• [CONJUNTO DE TAREAS]
1. Enumera las tres cosas que, según el texto sobre la curación de los leprosos, podemos tener cuando decimos a Nuestro Señor "ten misericordia de mí".
2. Copia del texto sobre la curación de los leprosos la parte que abre con las palabras que contienen "Una plegaria muy" y cierra con "ser curados también.", y cambia en ella "pidámosle" por "roguémosle".

• [TEXTO MOSTRADO]
________________

Y la plegaria que formulan es hermosa, y mucho más en el texto latino: “Iesu praeceptor, miserére nostri”. Tan corta como hermosa: “Iesu praeceptor, miserére nostri”. Jesús, Maestro, ten misericordia de nosotros.
Una plegaria muy sencilla y simple: ten misericordia de nosotros. No dicen: “¡eh, cúranos!”, “¡quítanos la lepra!”, sino simplemente “ten misericordia de nosotros”. Imitémoslos. Cuando tengamos problemas, cruces, necesidades, podemos simplemente decir a Nuestro Señor “ten misericordia de mí”, y eso bastará, Él sabrá a qué nos referimos, qué necesitamos.

Asimismo, si vemos que nos hallamos en estado de lepra espiritual, es decir, si tenemos ciertos pecados o vicios que nos vencen, que nos dominan, pidámosle tenga misericordia de nosotros; pero no para seguir pecando “tranquilamente” y pretender con todo salvarnos, sino para cambiar de vida, para romper definitivamente con el pecado, con las ocasiones de pecado. Gritémosle como hicieron esos leprosos, para poder ser curados también.

(Cuerpo 3: Curación e Ingratitud)

Y Nuestro Señor entendiendo lo que le pedían les responde:

“Id y mostraos a los sacerdotes”.

Al darles esa orden, ya estaba dando a entender que les concedía la curación, porque la Ley preceptuaba que los sacerdotes eran los encargados de verificar si el leproso se había curado o no y, en caso de haberse curado, de integrarlo de nuevo a lo sociedad, ofreciendo algún sacrificio. Y de hecho:

“aconteció que mientras iban, quedaron sanos”.

En el camino, se dan cuenta de que están limpios, de que han desaparecido sus llagas… Imaginen lo que sería eso. Estamos tan acostumbrados a oírlo, año tras año, a escucharlo, que muchas veces no reparamos en lo grandioso del milagro.

________________

• [REGISTROS MOSTRADOS]

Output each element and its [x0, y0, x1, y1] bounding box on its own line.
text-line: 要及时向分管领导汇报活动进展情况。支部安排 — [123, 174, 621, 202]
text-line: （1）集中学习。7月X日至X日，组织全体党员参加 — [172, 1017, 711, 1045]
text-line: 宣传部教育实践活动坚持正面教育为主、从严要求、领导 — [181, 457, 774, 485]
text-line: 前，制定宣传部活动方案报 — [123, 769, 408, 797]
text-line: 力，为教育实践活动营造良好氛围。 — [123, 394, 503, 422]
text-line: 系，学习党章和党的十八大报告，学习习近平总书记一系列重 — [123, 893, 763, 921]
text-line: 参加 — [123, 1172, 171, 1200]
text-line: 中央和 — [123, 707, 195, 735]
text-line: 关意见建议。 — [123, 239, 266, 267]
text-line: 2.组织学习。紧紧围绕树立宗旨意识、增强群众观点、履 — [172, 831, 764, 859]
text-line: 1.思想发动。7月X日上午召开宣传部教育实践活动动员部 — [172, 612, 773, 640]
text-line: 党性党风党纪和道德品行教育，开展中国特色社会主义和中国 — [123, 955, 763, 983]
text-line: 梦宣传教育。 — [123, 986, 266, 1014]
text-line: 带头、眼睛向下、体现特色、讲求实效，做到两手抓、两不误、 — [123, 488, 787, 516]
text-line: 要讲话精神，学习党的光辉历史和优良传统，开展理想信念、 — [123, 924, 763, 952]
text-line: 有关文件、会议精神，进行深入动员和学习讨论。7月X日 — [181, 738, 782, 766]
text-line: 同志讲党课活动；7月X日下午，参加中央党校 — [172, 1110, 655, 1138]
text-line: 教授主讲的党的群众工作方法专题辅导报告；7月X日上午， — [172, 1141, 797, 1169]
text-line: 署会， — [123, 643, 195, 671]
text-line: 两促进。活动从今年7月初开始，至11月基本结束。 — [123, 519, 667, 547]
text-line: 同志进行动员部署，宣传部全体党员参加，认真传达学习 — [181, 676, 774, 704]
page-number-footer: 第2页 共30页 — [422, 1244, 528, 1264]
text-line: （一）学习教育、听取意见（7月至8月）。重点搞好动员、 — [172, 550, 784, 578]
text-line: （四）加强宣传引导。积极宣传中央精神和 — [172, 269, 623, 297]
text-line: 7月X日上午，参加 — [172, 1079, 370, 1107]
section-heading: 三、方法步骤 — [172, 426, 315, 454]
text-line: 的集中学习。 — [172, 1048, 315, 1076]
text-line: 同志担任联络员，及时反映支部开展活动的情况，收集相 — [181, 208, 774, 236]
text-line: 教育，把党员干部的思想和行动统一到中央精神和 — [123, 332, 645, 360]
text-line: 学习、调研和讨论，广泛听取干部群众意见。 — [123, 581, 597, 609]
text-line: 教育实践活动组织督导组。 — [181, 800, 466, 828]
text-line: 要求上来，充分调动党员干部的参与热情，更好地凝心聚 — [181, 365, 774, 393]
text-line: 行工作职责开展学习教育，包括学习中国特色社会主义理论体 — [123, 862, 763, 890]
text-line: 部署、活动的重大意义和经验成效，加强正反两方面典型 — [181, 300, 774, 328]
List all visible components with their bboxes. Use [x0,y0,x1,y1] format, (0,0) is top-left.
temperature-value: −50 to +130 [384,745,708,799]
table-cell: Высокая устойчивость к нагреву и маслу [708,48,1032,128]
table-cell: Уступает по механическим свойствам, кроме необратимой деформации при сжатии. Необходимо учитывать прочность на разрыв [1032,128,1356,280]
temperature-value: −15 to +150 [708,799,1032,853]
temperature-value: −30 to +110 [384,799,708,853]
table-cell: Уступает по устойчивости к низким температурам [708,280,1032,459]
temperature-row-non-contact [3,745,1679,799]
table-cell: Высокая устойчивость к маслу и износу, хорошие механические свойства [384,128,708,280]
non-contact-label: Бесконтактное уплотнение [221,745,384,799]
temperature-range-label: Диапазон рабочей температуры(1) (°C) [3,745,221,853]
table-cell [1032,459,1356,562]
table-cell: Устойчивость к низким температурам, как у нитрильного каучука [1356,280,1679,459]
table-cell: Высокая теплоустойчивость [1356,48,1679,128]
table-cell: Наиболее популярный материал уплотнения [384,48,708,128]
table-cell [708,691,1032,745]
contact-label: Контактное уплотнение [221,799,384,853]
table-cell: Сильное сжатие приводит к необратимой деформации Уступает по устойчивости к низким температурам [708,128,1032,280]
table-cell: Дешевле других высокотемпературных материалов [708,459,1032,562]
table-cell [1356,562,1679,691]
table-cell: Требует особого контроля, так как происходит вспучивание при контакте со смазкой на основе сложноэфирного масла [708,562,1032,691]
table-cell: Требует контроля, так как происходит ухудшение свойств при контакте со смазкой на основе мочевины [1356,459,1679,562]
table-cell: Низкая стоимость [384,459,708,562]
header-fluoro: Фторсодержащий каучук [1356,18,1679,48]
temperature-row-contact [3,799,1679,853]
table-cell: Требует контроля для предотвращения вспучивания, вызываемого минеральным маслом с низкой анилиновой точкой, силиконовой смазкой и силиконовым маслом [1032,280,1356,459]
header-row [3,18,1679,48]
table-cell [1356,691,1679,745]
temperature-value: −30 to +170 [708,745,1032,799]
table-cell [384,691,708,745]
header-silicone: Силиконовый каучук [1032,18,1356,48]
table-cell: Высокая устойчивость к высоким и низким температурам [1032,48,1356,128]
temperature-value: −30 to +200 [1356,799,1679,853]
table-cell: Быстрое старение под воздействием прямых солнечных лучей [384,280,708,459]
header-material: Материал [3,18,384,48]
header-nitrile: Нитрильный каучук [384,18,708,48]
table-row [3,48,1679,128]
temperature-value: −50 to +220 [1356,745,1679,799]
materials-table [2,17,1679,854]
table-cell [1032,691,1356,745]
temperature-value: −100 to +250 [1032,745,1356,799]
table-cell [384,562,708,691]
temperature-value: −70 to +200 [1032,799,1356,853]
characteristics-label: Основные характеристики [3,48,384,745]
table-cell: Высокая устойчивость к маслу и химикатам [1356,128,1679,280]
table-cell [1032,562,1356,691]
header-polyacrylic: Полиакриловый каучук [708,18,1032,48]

________________

• [RESPUESTAS EN ORDEN]
1. Problemas, cruces y necesidades.

2.
Una plegaria muy sencilla y simple: ten misericordia de nosotros. No dicen: “¡eh, cúranos!”, “¡quítanos la lepra!”, sino simplemente “ten misericordia de nosotros”. Imitémoslos. Cuando tengamos problemas, cruces, necesidades, podemos simplemente decir a Nuestro Señor “ten misericordia de mí”, y eso bastará, Él sabrá a qué nos referimos, qué necesitamos.

Asimismo, si vemos que nos hallamos en estado de lepra espiritual, es decir, si tenemos ciertos pecados o vicios que nos vencen, que nos dominan, roguémosle tenga misericordia de nosotros; pero no para seguir pecando “tranquilamente” y pretender con todo salvarnos, sino para cambiar de vida, para romper definitivamente con el pecado, con las ocasiones de pecado. Gritémosle como hicieron esos leprosos, para poder ser curados también.